▶ _Stored dataset items_:
## START

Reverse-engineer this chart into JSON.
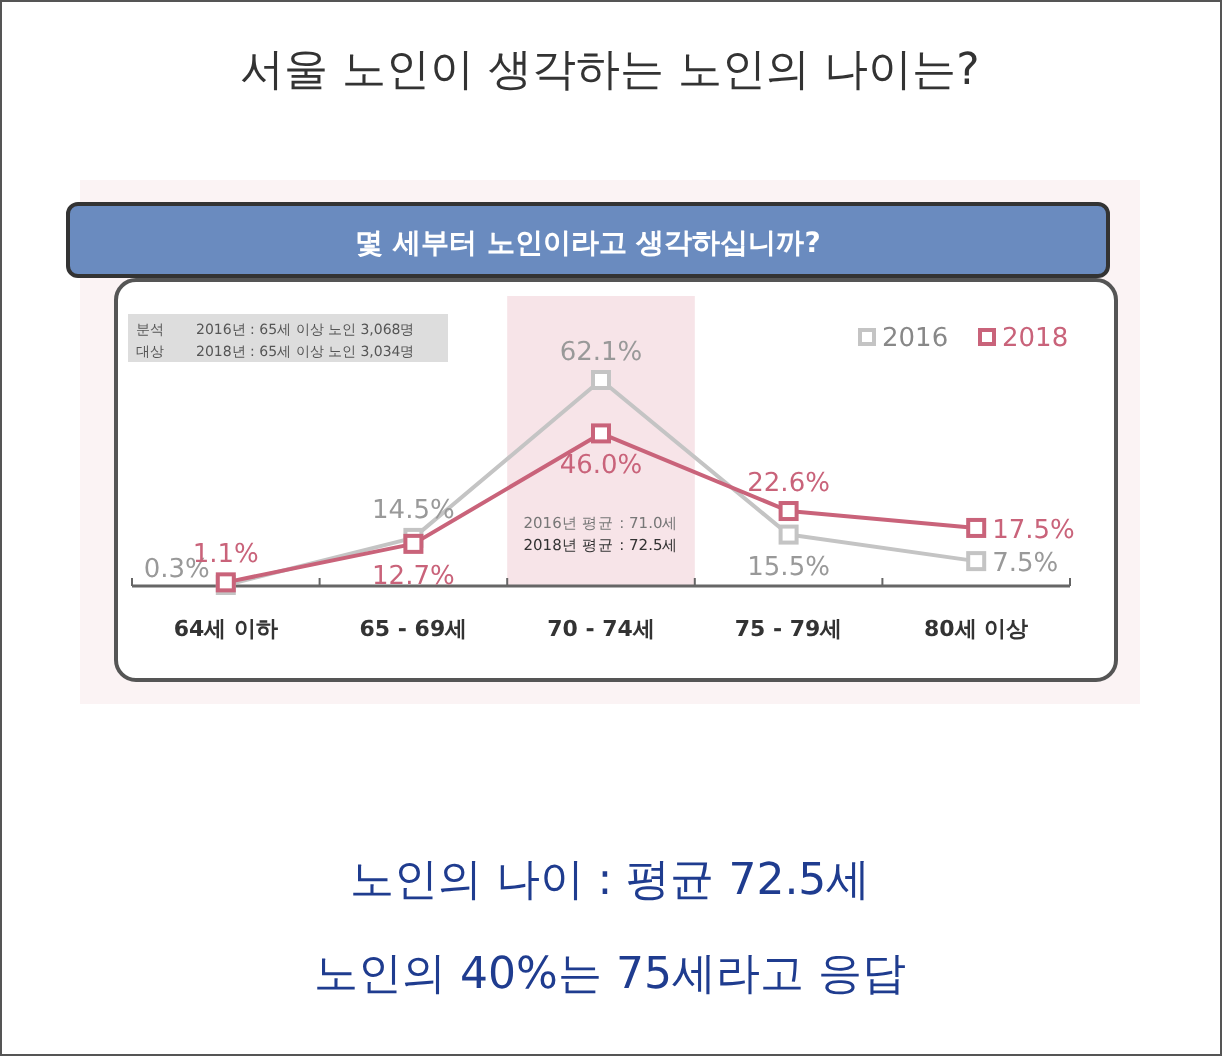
{
  "chart_data": {
    "type": "line",
    "title": "서울 노인이 생각하는 노인의 나이는?",
    "subtitle": "몇 세부터 노인이라고 생각하십니까?",
    "categories": [
      "64세 이하",
      "65 - 69세",
      "70 - 74세",
      "75 - 79세",
      "80세 이상"
    ],
    "series": [
      {
        "name": "2016",
        "color": "#c4c4c4",
        "values": [
          0.3,
          14.5,
          62.1,
          15.5,
          7.5
        ],
        "value_labels": [
          "0.3%",
          "14.5%",
          "62.1%",
          "15.5%",
          "7.5%"
        ]
      },
      {
        "name": "2018",
        "color": "#c9637a",
        "values": [
          1.1,
          12.7,
          46.0,
          22.6,
          17.5
        ],
        "value_labels": [
          "1.1%",
          "12.7%",
          "46.0%",
          "22.6%",
          "17.5%"
        ]
      }
    ],
    "marker": "square",
    "legend": "top right",
    "bands": [
      {
        "axis": "x",
        "from": "70 - 74세",
        "to": "70 - 74세",
        "color": "#f7e4e8"
      }
    ],
    "annotations": [
      "분석",
      "대상",
      "2016년 : 65세 이상 노인 3,068명",
      "2018년 : 65세 이상 노인 3,034명",
      "2016년 평균 : 71.0세",
      "2018년 평균 : 72.5세",
      "노인의 나이 : 평균 72.5세",
      "노인의 40%는 75세라고 응답"
    ]
  }
}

## END

▶ _Stated task_: Return every line of the records exactly as given, pictures excluded.

▶ _Exercise response_:
Reverse-engineer this chart into JSON.
{
  "chart_data": {
    "type": "line",
    "title": "서울 노인이 생각하는 노인의 나이는?",
    "subtitle": "몇 세부터 노인이라고 생각하십니까?",
    "categories": [
      "64세 이하",
      "65 - 69세",
      "70 - 74세",
      "75 - 79세",
      "80세 이상"
    ],
    "series": [
      {
        "name": "2016",
        "color": "#c4c4c4",
        "values": [
          0.3,
          14.5,
          62.1,
          15.5,
          7.5
        ],
        "value_labels": [
          "0.3%",
          "14.5%",
          "62.1%",
          "15.5%",
          "7.5%"
        ]
      },
      {
        "name": "2018",
        "color": "#c9637a",
        "values": [
          1.1,
          12.7,
          46.0,
          22.6,
          17.5
        ],
        "value_labels": [
          "1.1%",
          "12.7%",
          "46.0%",
          "22.6%",
          "17.5%"
        ]
      }
    ],
    "marker": "square",
    "legend": "top right",
    "bands": [
      {
        "axis": "x",
        "from": "70 - 74세",
        "to": "70 - 74세",
        "color": "#f7e4e8"
      }
    ],
    "annotations": [
      "분석",
      "대상",
      "2016년 : 65세 이상 노인 3,068명",
      "2018년 : 65세 이상 노인 3,034명",
      "2016년 평균 : 71.0세",
      "2018년 평균 : 72.5세",
      "노인의 나이 : 평균 72.5세",
      "노인의 40%는 75세라고 응답"
    ]
  }
}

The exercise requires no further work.